Your task –
For the listing below, give the count of lines containing the string "interior" and nothing else.

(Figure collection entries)

-- BEGIN --

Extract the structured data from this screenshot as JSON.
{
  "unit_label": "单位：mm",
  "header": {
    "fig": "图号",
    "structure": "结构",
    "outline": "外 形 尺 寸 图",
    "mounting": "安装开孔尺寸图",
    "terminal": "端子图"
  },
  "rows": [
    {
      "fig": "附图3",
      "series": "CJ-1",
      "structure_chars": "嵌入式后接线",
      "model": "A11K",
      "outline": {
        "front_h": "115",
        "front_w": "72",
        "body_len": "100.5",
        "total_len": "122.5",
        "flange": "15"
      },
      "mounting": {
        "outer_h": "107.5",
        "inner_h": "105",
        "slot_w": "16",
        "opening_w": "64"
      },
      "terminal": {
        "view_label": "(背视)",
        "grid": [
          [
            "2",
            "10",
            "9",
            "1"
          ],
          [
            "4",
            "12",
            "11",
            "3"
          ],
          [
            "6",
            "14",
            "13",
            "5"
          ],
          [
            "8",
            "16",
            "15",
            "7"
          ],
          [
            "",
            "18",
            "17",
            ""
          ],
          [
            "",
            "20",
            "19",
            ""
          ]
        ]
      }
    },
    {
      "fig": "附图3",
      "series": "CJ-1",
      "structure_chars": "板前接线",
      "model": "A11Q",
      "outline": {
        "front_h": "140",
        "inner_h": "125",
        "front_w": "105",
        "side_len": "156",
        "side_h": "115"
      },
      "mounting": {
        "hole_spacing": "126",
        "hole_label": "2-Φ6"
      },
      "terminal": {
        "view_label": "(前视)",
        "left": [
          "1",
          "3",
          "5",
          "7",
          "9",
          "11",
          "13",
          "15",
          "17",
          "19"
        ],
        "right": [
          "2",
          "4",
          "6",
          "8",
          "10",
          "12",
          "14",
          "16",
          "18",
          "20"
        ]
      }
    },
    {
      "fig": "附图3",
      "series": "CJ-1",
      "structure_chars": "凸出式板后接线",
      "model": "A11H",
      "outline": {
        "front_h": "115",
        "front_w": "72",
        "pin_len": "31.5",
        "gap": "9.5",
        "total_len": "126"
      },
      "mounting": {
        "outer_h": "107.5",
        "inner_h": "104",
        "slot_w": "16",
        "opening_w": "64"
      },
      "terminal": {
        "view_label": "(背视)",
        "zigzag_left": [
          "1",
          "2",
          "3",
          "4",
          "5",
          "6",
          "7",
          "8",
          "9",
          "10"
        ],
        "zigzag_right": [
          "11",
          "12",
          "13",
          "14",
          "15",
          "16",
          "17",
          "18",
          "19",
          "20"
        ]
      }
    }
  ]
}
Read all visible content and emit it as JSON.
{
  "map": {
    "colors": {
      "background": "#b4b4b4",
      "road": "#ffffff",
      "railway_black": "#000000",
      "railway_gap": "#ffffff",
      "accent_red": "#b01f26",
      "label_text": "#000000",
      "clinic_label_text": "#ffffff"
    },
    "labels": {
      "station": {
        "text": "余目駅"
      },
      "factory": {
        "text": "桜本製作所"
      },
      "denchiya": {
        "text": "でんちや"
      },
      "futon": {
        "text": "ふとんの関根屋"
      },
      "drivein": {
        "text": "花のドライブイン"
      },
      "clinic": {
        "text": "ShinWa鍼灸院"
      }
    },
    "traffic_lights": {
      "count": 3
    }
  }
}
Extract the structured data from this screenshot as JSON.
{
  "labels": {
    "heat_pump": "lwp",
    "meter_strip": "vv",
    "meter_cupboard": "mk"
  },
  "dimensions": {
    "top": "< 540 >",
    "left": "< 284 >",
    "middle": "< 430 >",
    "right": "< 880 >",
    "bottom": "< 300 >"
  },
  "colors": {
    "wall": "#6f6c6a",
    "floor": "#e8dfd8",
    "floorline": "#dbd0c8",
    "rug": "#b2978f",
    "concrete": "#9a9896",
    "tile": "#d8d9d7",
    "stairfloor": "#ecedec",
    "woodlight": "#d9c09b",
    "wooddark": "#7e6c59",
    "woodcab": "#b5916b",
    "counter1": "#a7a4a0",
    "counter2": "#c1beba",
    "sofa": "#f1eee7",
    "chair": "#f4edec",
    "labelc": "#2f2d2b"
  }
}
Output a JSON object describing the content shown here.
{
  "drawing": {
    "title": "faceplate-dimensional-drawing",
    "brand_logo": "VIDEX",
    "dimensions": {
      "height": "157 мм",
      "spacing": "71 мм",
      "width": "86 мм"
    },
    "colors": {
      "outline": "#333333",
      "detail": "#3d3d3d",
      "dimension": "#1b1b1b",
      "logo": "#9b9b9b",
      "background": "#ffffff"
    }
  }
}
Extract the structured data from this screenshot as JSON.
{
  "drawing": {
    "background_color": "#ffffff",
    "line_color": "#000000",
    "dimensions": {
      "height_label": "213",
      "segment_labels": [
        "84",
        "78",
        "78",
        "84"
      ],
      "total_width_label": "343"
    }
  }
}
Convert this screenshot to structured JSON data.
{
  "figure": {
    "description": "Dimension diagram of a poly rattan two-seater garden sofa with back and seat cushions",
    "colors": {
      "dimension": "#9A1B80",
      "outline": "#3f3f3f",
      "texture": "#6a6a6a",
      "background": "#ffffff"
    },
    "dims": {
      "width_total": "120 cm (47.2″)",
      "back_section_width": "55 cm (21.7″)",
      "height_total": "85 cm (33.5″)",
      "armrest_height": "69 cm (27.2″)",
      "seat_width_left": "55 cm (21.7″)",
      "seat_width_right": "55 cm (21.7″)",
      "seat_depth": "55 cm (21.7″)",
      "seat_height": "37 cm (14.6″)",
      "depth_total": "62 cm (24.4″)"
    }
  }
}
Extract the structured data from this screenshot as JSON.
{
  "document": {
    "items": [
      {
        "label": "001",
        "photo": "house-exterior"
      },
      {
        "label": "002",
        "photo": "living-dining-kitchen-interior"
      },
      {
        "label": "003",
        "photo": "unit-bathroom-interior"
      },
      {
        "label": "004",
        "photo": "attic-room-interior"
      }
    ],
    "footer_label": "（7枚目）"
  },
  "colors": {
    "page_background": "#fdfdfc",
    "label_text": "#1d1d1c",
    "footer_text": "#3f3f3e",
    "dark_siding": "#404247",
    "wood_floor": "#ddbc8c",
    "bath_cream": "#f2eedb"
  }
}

-- END --

Task output –
3